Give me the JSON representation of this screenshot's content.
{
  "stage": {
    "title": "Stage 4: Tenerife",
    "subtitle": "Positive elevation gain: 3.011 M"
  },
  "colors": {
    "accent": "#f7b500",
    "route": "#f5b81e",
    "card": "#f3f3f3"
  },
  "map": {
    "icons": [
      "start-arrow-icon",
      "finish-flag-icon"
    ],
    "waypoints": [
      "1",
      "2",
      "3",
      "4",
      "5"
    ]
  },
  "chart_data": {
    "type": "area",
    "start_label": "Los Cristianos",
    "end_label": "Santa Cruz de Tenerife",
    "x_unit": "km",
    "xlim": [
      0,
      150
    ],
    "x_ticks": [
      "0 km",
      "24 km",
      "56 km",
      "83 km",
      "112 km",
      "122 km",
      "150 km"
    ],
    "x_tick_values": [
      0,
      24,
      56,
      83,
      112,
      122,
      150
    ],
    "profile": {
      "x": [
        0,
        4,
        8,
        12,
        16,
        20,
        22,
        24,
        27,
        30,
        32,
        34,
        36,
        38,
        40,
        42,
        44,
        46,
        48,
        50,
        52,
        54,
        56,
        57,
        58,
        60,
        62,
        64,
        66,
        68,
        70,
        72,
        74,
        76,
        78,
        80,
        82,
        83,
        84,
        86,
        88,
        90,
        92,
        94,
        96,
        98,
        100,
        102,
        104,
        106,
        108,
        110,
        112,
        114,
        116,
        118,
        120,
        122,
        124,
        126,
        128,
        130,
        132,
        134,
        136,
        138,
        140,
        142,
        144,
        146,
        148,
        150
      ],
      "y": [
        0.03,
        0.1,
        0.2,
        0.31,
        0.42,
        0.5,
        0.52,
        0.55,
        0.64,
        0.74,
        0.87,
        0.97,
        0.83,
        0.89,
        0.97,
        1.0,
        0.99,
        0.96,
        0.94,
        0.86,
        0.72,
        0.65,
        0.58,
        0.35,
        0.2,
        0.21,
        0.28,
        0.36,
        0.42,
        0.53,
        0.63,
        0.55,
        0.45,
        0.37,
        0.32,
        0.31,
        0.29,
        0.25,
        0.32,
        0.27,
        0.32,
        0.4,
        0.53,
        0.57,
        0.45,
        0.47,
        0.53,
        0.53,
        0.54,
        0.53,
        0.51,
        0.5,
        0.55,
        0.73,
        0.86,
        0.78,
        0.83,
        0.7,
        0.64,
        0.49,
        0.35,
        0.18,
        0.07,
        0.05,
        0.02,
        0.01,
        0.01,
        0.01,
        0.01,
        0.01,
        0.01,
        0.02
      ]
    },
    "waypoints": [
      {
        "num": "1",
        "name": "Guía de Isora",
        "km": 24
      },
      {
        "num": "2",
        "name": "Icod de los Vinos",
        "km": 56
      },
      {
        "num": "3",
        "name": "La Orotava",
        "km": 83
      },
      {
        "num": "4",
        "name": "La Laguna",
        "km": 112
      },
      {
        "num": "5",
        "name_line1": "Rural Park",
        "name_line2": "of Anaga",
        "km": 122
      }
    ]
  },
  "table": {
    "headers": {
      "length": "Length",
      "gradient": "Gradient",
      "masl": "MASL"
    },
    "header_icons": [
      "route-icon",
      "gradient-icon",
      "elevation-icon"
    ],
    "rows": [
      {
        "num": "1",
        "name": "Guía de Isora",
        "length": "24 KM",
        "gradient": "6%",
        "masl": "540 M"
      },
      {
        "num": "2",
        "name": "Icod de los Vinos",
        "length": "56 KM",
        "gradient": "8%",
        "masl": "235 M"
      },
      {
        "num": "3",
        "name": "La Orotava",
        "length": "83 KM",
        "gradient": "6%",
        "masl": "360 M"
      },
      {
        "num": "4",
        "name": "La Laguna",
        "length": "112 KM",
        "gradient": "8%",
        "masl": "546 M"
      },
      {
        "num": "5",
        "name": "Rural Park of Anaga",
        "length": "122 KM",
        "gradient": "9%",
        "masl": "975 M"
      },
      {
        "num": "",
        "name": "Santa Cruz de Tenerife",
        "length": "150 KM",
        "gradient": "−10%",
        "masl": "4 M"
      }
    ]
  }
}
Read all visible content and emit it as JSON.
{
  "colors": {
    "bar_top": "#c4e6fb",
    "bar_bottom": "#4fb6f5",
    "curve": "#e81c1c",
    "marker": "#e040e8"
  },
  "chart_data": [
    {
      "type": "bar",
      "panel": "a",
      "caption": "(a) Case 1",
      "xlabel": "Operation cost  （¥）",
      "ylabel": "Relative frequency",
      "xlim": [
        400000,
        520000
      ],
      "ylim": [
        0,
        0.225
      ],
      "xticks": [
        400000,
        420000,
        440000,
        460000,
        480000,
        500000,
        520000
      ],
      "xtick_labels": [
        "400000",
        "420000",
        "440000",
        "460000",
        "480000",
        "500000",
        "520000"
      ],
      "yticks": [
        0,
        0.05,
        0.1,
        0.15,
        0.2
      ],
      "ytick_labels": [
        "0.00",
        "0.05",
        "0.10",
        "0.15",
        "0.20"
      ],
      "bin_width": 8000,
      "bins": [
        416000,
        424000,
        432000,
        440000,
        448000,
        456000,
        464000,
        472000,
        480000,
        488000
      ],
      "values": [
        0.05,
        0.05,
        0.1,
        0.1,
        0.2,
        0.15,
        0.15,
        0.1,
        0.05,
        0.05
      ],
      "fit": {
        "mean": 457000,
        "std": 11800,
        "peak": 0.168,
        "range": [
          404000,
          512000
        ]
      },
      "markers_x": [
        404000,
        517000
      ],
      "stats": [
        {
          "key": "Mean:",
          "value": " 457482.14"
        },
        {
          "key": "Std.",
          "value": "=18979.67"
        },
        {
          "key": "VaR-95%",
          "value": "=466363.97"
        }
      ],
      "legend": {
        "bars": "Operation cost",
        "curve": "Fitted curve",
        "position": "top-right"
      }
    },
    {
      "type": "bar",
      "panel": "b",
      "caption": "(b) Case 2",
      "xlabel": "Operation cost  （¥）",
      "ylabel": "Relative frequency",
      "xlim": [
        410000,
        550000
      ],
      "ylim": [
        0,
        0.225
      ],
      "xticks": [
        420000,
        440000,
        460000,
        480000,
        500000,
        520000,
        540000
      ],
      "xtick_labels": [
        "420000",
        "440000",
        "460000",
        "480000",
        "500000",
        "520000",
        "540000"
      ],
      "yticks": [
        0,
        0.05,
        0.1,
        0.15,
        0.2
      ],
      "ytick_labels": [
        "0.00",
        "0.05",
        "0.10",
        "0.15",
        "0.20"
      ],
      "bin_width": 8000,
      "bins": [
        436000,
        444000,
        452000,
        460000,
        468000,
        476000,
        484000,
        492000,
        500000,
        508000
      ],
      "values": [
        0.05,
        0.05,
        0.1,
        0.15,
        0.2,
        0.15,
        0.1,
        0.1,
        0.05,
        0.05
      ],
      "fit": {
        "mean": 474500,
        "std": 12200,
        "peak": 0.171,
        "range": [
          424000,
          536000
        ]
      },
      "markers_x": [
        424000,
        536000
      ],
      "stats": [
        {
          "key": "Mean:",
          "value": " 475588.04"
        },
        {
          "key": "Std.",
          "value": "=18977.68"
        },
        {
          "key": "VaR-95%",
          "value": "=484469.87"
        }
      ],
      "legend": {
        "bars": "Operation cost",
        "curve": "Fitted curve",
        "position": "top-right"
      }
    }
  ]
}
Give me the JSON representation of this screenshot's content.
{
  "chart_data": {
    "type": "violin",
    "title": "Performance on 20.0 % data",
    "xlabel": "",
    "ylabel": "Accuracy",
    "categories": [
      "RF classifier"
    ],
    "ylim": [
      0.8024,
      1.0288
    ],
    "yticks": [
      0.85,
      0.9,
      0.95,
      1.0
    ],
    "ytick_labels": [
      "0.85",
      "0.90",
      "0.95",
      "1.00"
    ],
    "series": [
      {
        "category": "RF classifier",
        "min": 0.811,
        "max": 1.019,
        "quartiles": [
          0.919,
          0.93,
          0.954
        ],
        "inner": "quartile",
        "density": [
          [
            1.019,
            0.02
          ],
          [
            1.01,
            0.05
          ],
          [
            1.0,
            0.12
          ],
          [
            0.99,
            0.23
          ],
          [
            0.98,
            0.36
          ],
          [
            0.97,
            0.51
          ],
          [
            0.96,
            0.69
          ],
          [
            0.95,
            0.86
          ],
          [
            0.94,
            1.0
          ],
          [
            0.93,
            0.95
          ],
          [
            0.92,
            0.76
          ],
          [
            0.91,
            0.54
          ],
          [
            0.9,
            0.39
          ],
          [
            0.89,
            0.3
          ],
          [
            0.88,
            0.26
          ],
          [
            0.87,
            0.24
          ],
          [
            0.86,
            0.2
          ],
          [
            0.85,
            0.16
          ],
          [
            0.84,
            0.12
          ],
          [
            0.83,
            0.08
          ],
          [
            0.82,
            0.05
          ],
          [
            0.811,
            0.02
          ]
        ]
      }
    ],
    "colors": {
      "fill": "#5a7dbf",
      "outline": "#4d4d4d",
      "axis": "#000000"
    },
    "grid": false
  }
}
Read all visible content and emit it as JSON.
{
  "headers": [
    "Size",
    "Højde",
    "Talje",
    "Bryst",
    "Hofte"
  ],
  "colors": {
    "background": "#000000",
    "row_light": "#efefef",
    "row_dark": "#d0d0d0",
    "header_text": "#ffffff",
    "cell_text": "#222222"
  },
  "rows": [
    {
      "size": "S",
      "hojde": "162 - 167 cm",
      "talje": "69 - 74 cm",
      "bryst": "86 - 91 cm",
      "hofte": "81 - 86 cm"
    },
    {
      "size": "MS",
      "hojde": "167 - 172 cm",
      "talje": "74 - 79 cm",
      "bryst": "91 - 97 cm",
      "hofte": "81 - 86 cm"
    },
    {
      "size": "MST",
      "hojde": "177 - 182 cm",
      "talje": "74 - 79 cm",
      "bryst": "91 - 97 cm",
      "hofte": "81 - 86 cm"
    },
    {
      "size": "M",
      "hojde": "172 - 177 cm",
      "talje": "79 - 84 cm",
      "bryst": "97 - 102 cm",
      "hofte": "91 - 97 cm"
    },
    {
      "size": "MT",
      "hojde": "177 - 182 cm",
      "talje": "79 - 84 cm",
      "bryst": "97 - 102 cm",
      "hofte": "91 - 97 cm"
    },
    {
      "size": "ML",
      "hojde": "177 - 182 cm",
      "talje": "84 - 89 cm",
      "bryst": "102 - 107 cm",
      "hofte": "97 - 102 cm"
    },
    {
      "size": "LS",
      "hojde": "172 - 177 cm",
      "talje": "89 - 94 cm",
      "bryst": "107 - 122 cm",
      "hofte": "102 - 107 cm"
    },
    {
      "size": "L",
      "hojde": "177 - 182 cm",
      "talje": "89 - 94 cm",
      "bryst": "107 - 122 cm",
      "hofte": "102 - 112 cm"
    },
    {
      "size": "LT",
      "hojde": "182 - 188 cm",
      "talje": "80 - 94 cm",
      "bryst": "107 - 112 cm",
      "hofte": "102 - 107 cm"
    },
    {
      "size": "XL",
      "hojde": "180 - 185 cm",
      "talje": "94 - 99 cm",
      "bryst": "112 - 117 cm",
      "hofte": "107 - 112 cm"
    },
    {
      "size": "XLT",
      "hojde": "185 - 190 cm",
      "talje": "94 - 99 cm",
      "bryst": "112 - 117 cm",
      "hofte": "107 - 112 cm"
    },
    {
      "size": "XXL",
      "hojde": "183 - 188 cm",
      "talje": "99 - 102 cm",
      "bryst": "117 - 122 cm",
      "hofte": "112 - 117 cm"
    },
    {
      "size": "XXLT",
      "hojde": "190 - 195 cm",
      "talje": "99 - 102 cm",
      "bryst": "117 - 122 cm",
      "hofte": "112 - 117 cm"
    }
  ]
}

◆ **WHAT IS NEEDED**: Gather all lines from the records above in which "masl" appears.

◆ **RESULT BELOW**:
      "masl": "MASL"
        "masl": "540 M"
        "masl": "235 M"
        "masl": "360 M"
        "masl": "546 M"
        "masl": "975 M"
        "masl": "4 M"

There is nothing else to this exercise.